**Source data**
....

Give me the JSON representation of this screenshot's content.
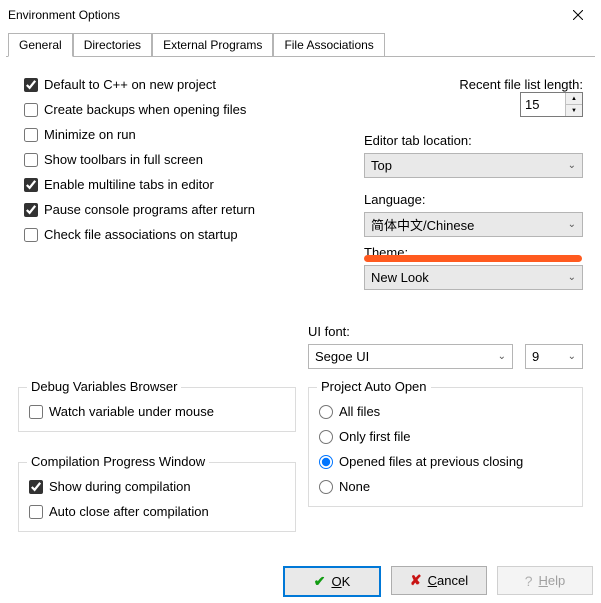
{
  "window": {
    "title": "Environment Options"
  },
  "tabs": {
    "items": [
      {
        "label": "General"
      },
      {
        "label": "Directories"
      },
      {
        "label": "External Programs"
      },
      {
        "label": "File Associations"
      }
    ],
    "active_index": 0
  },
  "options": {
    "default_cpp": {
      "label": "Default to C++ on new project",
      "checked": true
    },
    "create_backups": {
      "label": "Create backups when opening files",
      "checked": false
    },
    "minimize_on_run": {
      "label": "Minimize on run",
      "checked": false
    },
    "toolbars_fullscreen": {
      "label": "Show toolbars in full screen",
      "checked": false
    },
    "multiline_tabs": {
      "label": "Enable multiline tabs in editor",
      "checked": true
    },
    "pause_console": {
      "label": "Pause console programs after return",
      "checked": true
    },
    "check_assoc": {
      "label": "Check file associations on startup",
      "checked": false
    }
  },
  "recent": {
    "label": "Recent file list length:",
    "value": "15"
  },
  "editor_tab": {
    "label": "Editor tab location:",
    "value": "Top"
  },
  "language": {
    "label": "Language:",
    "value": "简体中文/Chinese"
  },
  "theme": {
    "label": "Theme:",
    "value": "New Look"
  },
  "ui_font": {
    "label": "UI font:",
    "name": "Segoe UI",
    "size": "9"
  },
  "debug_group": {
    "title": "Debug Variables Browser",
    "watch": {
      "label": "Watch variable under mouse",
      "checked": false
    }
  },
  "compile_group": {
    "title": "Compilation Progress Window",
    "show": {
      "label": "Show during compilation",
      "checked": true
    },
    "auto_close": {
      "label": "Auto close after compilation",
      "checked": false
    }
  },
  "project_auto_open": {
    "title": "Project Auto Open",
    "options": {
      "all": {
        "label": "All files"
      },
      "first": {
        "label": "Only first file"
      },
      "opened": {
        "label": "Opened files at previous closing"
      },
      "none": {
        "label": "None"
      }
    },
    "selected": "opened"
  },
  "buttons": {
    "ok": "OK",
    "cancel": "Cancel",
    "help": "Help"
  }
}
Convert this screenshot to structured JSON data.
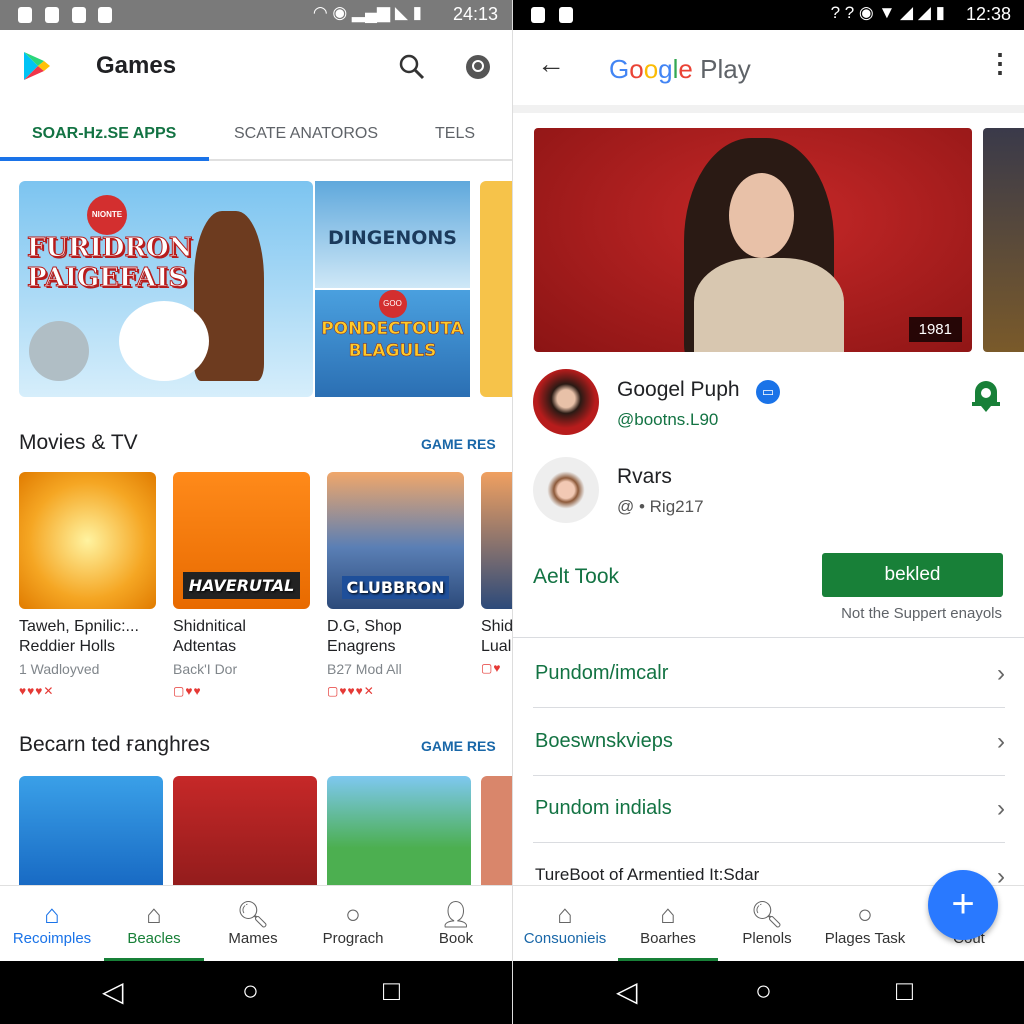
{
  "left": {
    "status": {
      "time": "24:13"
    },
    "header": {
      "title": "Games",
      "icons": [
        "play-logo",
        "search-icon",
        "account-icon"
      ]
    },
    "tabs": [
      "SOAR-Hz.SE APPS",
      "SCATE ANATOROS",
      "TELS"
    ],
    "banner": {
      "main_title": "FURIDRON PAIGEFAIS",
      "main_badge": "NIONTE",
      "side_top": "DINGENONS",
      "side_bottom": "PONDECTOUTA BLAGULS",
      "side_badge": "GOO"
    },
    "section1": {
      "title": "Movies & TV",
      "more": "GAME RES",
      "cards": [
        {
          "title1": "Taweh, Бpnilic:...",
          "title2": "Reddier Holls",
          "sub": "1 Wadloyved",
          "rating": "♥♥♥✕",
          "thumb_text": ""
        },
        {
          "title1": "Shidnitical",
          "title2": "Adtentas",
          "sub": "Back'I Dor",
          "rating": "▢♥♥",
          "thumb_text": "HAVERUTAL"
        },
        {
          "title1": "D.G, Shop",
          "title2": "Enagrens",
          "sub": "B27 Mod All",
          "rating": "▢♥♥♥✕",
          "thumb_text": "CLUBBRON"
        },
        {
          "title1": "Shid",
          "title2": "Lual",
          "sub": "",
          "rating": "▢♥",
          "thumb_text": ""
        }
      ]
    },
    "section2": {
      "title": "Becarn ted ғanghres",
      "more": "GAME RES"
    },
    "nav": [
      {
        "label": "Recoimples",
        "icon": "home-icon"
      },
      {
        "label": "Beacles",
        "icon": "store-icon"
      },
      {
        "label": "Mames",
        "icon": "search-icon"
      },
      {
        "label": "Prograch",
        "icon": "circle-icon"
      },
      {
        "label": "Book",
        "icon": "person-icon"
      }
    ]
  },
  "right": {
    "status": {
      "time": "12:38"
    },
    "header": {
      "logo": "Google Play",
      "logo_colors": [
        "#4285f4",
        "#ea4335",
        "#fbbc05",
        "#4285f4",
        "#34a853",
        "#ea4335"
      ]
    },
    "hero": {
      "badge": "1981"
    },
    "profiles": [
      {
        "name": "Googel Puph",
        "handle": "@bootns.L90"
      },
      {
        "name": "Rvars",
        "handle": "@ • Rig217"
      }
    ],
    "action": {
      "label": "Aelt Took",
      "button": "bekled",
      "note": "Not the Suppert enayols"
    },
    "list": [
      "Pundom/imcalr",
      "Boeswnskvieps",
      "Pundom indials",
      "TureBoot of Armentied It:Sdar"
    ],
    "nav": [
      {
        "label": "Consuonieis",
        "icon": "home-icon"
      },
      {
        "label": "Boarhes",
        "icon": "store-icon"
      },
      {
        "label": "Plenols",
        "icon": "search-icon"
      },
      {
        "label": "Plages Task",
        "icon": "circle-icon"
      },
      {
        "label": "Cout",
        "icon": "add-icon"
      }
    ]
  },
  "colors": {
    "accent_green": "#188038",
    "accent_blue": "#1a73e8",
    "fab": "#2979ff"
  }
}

....

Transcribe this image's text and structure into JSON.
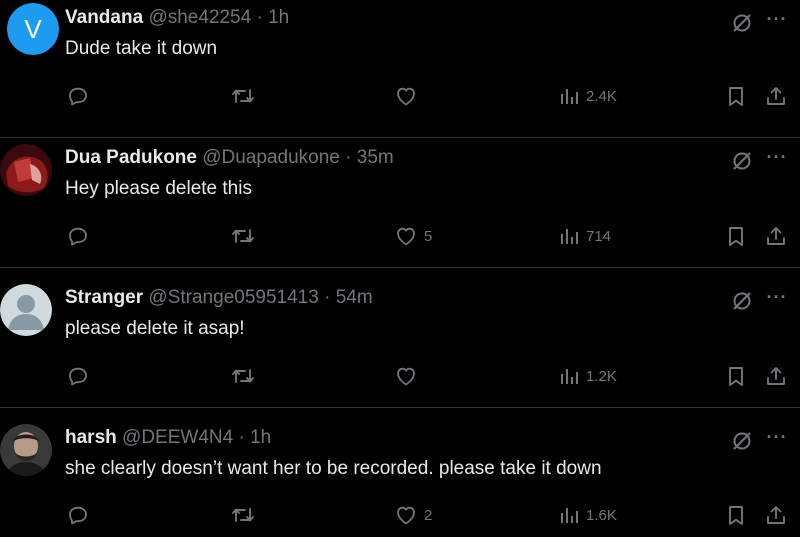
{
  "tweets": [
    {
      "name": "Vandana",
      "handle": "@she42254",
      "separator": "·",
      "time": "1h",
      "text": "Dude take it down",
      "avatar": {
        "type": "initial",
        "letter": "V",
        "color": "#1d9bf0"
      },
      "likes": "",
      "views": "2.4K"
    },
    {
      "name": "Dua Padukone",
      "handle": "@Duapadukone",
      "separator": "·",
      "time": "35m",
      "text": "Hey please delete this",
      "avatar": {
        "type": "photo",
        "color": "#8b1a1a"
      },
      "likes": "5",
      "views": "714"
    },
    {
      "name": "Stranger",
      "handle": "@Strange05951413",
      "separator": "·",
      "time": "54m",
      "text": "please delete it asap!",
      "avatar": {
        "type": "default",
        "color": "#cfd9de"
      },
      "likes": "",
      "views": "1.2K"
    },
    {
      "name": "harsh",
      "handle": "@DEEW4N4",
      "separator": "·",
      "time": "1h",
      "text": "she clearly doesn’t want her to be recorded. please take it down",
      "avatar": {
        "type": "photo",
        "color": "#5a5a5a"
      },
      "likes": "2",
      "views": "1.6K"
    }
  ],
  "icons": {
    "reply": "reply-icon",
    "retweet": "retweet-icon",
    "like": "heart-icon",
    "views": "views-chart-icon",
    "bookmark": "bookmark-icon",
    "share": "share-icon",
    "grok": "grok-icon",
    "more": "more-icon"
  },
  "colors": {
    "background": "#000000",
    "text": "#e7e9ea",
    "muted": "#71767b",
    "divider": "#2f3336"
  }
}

....

**EXERCISE BRIEF**
Which lines hold the word "screenshot"? Copy each of them from the records.

**ANSWER TO THIS TASK**
Give me the JSON representation of this screenshot's content.
Convert this screenshot to structured JSON data.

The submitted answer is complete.